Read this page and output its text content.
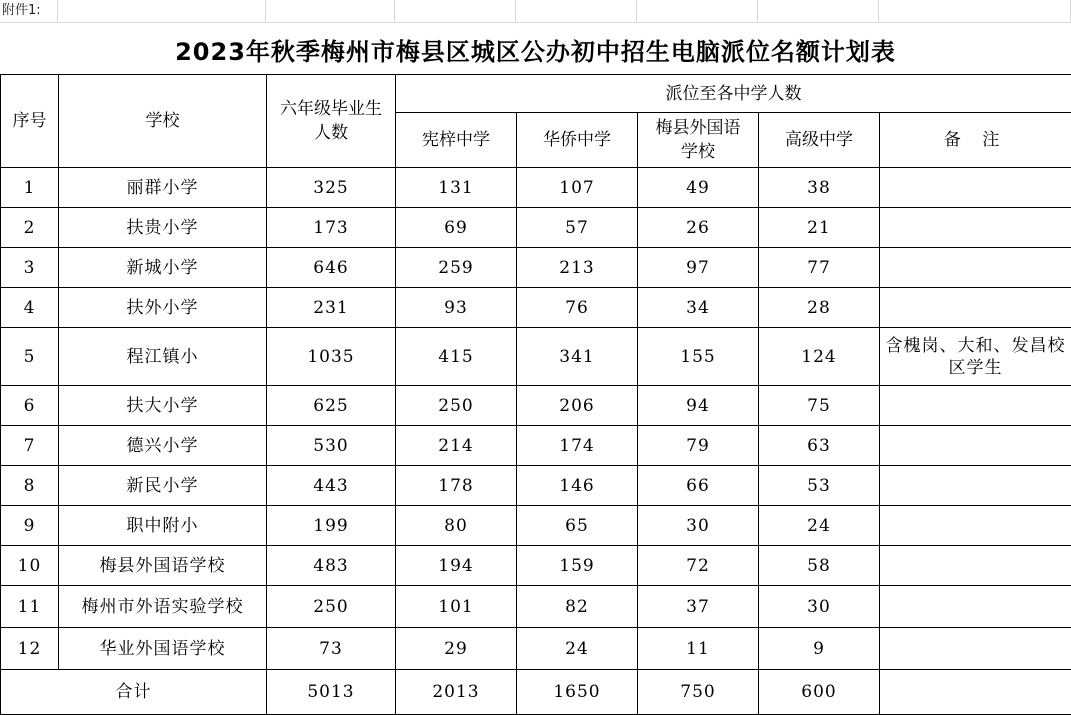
附件1:
2023年秋季梅州市梅县区城区公办初中招生电脑派位名额计划表
序号	学校	六年级毕业生人数	派位至各中学人数				
			宪梓中学	华侨中学	梅县外国语学校	高级中学	备 注
1	丽群小学	325	131	107	49	38	
2	扶贵小学	173	69	57	26	21	
3	新城小学	646	259	213	97	77	
4	扶外小学	231	93	76	34	28	
5	程江镇小	1035	415	341	155	124	含槐岗、大和、发昌校区学生
6	扶大小学	625	250	206	94	75	
7	德兴小学	530	214	174	79	63	
8	新民小学	443	178	146	66	53	
9	职中附小	199	80	65	30	24	
10	梅县外国语学校	483	194	159	72	58	
11	梅州市外语实验学校	250	101	82	37	30	
12	华业外国语学校	73	29	24	11	9	
合计		5013	2013	1650	750	600	
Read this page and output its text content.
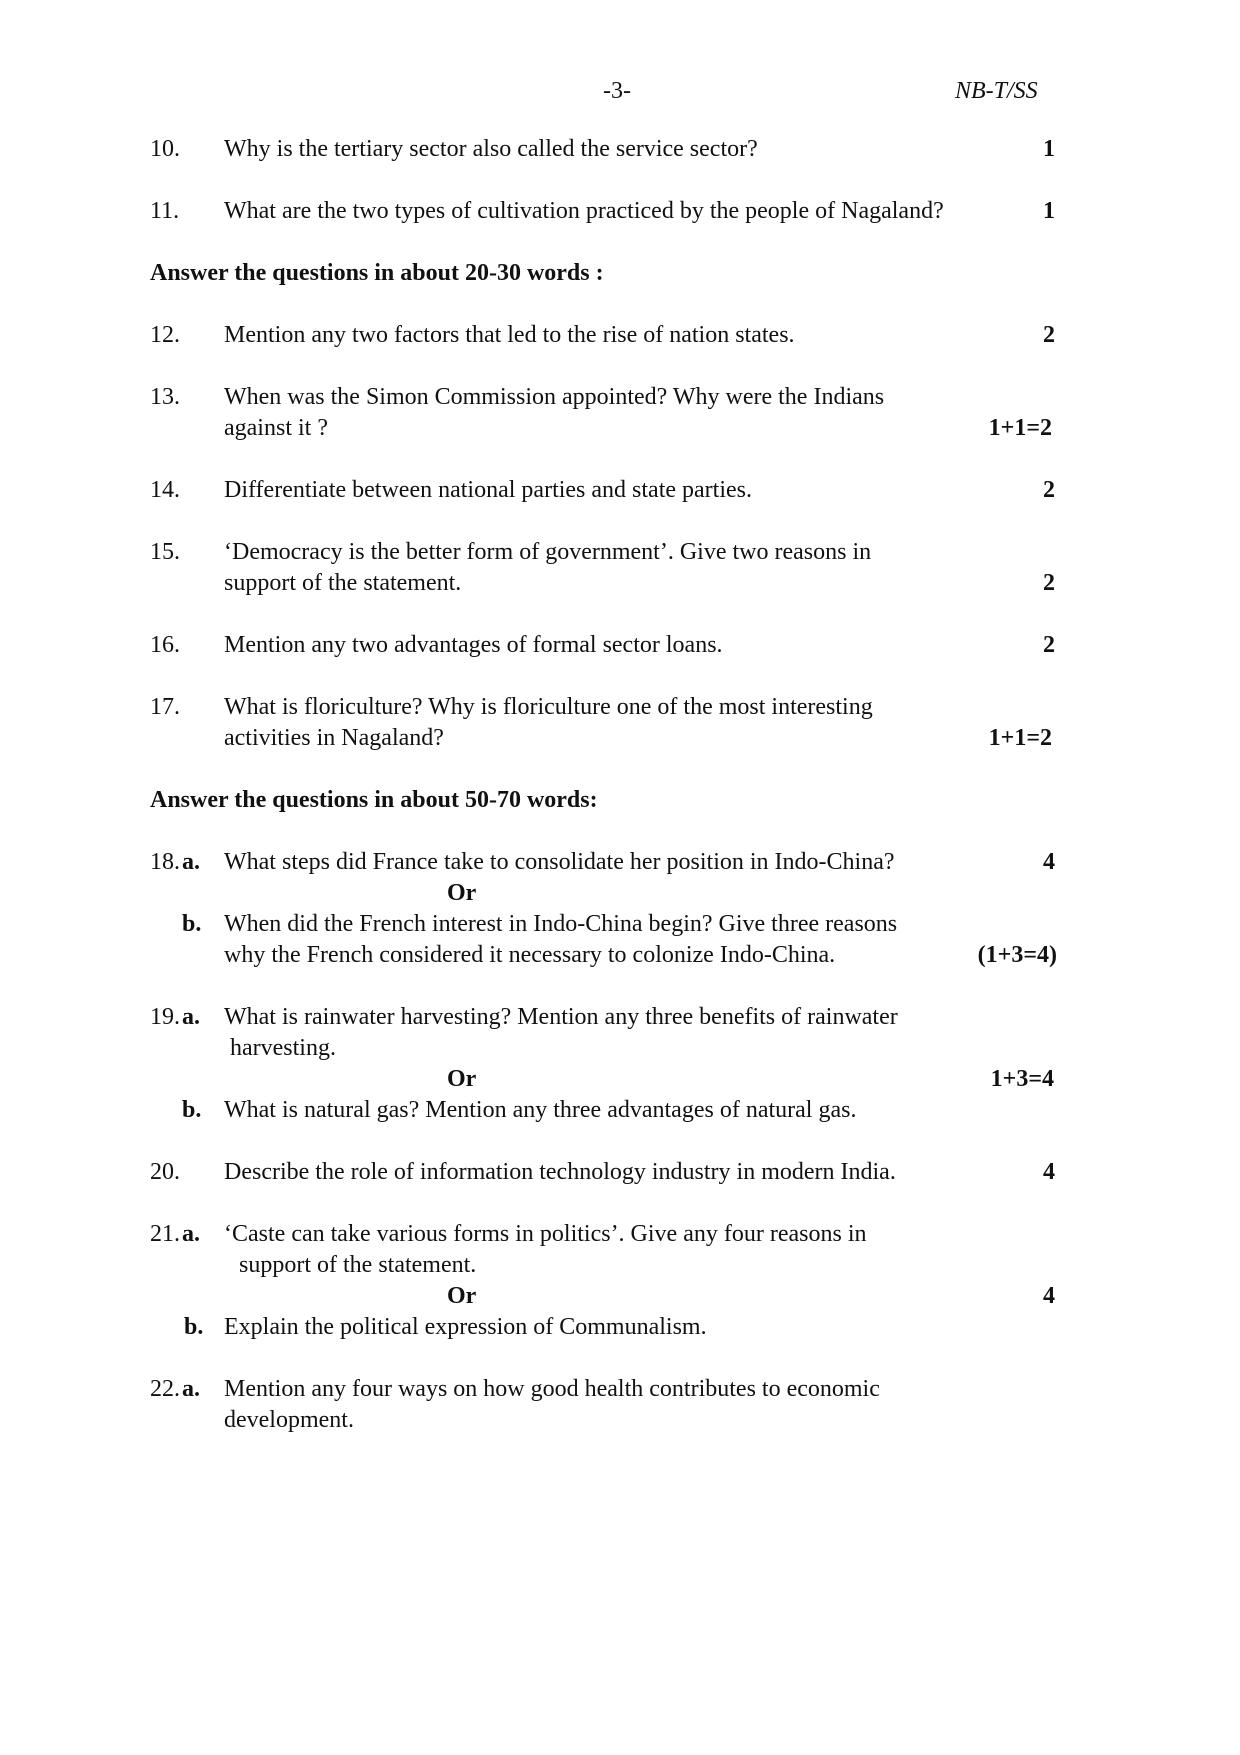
-3-	NB-T/SS
10. Why is the tertiary sector also called the service sector?	1
11. What are the two types of cultivation practiced by the people of Nagaland?	1
Answer the questions in about 20-30 words :
12. Mention any two factors that led to the rise of nation states.	2
13. When was the Simon Commission appointed? Why were the Indians
against it ?	1+1=2
14. Differentiate between national parties and state parties.	2
15. ‘Democracy is the better form of government’. Give two reasons in
support of the statement.	2
16. Mention any two advantages of formal sector loans.	2
17. What is floriculture? Why is floriculture one of the most interesting
activities in Nagaland?	1+1=2
Answer the questions in about 50-70 words:
18. a. What steps did France take to consolidate her position in Indo-China?	4
Or
b. When did the French interest in Indo-China begin? Give three reasons
why the French considered it necessary to colonize Indo-China.	(1+3=4)
19. a. What is rainwater harvesting? Mention any three benefits of rainwater
harvesting.
Or	1+3=4
b. What is natural gas? Mention any three advantages of natural gas.
20. Describe the role of information technology industry in modern India.	4
21. a. ‘Caste can take various forms in politics’. Give any four reasons in
support of the statement.
Or	4
b. Explain the political expression of Communalism.
22. a. Mention any four ways on how good health contributes to economic
development.
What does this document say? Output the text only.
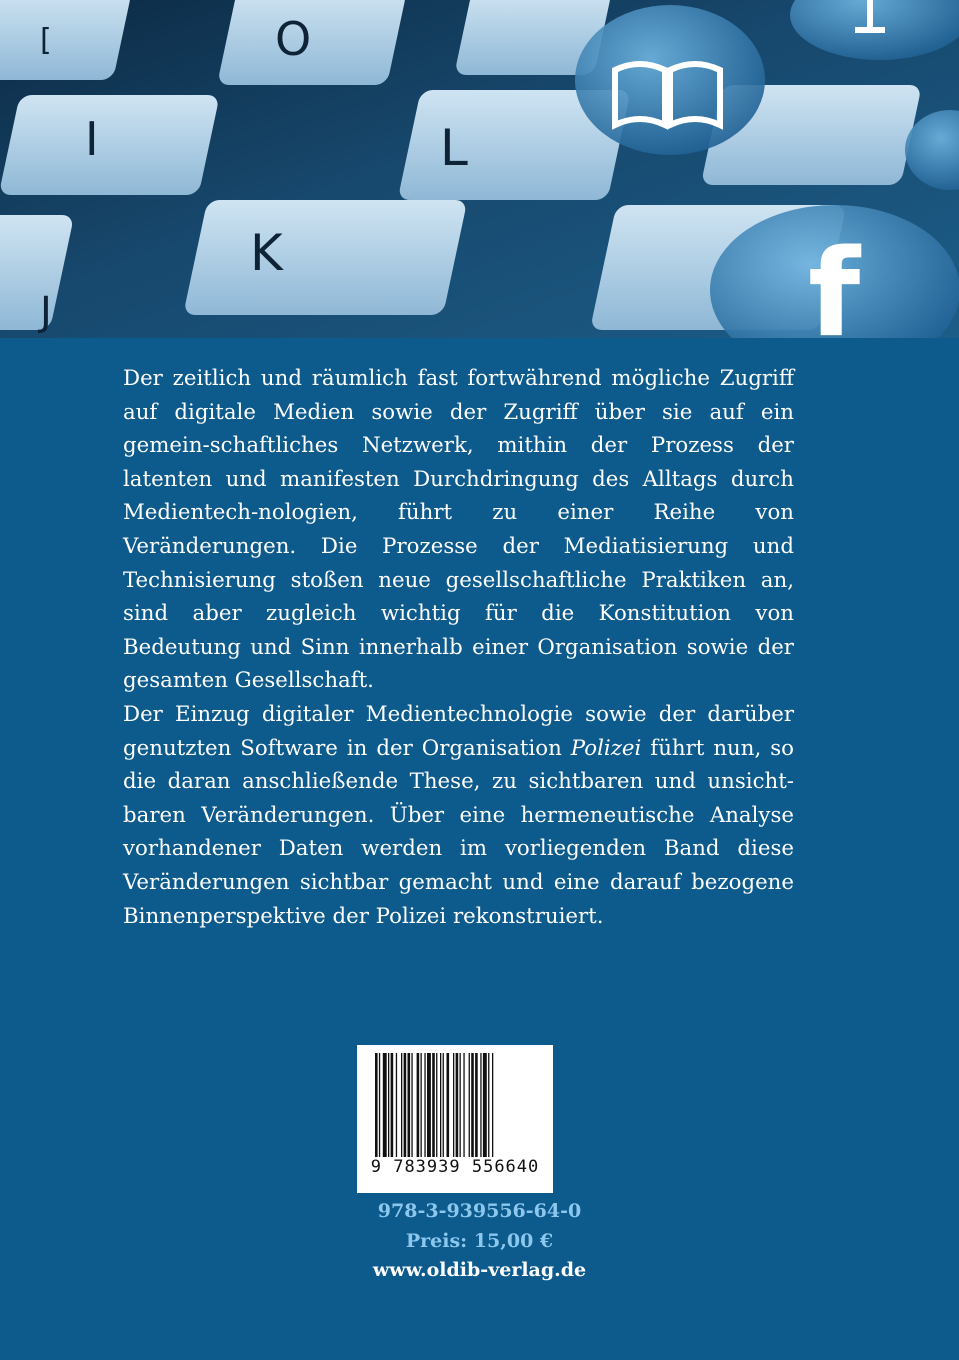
[	O
I	L
K
J	f

Der zeitlich und räumlich fast fortwährend mögliche Zugriff auf digitale Medien sowie der Zugriff über sie auf ein gemein-schaftliches Netzwerk, mithin der Prozess der latenten und manifesten Durchdringung des Alltags durch Medientech-nologien, führt zu einer Reihe von Veränderungen. Die Prozesse der Mediatisierung und Technisierung stoßen neue gesellschaftliche Praktiken an, sind aber zugleich wichtig für die Konstitution von Bedeutung und Sinn innerhalb einer Organisation sowie der gesamten Gesellschaft.

Der Einzug digitaler Medientechnologie sowie der darüber genutzten Software in der Organisation Polizei führt nun, so die daran anschließende These, zu sichtbaren und unsicht-baren Veränderungen. Über eine hermeneutische Analyse vorhandener Daten werden im vorliegenden Band diese Veränderungen sichtbar gemacht und eine darauf bezogene Binnenperspektive der Polizei rekonstruiert.

9 783939 556640
978-3-939556-64-0
Preis: 15,00 €
www.oldib-verlag.de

_ _ _

WRITTEN REQUEST> Repeat the records word for word. Any picture in them should be left out.

PROBLEM SOLUTION>
Read this page and output its text content.
附件1:
2023年秋季梅州市梅县区城区公办初中招生电脑派位名额计划表
序号	学校	六年级毕业生人数	派位至各中学人数				
			宪梓中学	华侨中学	梅县外国语学校	高级中学	备 注
1	丽群小学	325	131	107	49	38	
2	扶贵小学	173	69	57	26	21	
3	新城小学	646	259	213	97	77	
4	扶外小学	231	93	76	34	28	
5	程江镇小	1035	415	341	155	124	含槐岗、大和、发昌校区学生
6	扶大小学	625	250	206	94	75	
7	德兴小学	530	214	174	79	63	
8	新民小学	443	178	146	66	53	
9	职中附小	199	80	65	30	24	
10	梅县外国语学校	483	194	159	72	58	
11	梅州市外语实验学校	250	101	82	37	30	
12	华业外国语学校	73	29	24	11	9	
合计		5013	2013	1650	750	600	
Read this page and output its text content.
-3-	NB-T/SS
10. Why is the tertiary sector also called the service sector?	1
11. What are the two types of cultivation practiced by the people of Nagaland?	1
Answer the questions in about 20-30 words :
12. Mention any two factors that led to the rise of nation states.	2
13. When was the Simon Commission appointed? Why were the Indians
against it ?	1+1=2
14. Differentiate between national parties and state parties.	2
15. ‘Democracy is the better form of government’. Give two reasons in
support of the statement.	2
16. Mention any two advantages of formal sector loans.	2
17. What is floriculture? Why is floriculture one of the most interesting
activities in Nagaland?	1+1=2
Answer the questions in about 50-70 words:
18. a. What steps did France take to consolidate her position in Indo-China?	4
Or
b. When did the French interest in Indo-China begin? Give three reasons
why the French considered it necessary to colonize Indo-China.	(1+3=4)
19. a. What is rainwater harvesting? Mention any three benefits of rainwater
harvesting.
Or	1+3=4
b. What is natural gas? Mention any three advantages of natural gas.
20. Describe the role of information technology industry in modern India.	4
21. a. ‘Caste can take various forms in politics’. Give any four reasons in
support of the statement.
Or	4
b. Explain the political expression of Communalism.
22. a. Mention any four ways on how good health contributes to economic
development.
What does this document say? Output the text only.
[	O
I	L
K
J	f

Der zeitlich und räumlich fast fortwährend mögliche Zugriff auf digitale Medien sowie der Zugriff über sie auf ein gemein-schaftliches Netzwerk, mithin der Prozess der latenten und manifesten Durchdringung des Alltags durch Medientech-nologien, führt zu einer Reihe von Veränderungen. Die Prozesse der Mediatisierung und Technisierung stoßen neue gesellschaftliche Praktiken an, sind aber zugleich wichtig für die Konstitution von Bedeutung und Sinn innerhalb einer Organisation sowie der gesamten Gesellschaft.

Der Einzug digitaler Medientechnologie sowie der darüber genutzten Software in der Organisation Polizei führt nun, so die daran anschließende These, zu sichtbaren und unsicht-baren Veränderungen. Über eine hermeneutische Analyse vorhandener Daten werden im vorliegenden Band diese Veränderungen sichtbar gemacht und eine darauf bezogene Binnenperspektive der Polizei rekonstruiert.

9 783939 556640
978-3-939556-64-0
Preis: 15,00 €
www.oldib-verlag.de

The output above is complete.